*Description of the task*
Across the material below, how many lines contain the word "text"? Give only the number.

━━━━

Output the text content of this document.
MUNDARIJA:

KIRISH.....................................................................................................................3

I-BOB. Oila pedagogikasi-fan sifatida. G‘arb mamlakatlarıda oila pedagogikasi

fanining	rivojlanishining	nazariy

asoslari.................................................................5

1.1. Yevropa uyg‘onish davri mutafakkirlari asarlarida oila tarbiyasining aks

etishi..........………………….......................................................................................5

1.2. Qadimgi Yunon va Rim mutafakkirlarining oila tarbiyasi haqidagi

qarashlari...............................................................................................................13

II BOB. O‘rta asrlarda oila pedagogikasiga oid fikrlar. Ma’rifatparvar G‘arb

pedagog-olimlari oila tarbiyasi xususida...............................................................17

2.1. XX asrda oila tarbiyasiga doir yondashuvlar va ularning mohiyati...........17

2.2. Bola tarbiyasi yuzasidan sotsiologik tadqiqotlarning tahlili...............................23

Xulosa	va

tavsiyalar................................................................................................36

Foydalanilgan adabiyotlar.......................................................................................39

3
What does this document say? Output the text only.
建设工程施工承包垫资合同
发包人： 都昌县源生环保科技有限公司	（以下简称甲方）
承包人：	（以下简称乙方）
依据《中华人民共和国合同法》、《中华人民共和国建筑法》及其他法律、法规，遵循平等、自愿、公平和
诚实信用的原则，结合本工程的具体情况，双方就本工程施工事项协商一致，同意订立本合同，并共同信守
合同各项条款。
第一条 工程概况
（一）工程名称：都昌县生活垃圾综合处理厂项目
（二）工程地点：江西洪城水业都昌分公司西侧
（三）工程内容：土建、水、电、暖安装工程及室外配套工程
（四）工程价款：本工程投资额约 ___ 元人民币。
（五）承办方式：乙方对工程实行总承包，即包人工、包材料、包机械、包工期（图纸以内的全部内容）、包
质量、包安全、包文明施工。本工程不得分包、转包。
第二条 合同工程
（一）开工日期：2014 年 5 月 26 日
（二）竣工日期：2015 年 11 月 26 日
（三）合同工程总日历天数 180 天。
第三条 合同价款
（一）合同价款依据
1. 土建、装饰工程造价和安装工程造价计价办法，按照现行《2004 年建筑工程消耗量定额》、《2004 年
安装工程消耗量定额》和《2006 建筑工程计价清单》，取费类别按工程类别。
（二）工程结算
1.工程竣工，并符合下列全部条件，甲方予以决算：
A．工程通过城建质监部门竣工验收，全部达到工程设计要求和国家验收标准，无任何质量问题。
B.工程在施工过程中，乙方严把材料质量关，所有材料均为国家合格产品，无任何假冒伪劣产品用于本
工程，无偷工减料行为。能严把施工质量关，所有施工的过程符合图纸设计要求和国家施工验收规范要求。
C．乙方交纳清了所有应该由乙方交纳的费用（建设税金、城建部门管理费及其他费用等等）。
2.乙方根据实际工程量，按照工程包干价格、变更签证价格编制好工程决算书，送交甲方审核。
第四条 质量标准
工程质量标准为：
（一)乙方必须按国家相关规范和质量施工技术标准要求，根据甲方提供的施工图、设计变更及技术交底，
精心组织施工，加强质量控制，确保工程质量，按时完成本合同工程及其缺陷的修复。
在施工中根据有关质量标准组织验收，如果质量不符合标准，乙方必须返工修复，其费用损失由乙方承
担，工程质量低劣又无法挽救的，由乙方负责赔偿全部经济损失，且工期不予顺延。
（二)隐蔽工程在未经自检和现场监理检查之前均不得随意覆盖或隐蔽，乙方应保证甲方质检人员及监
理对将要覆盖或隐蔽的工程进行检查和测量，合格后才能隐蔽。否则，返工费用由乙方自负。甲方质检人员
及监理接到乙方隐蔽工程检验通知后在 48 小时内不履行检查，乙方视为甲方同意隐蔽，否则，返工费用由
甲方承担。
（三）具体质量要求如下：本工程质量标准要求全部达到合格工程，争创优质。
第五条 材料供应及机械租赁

━━━━

*Complete output*
2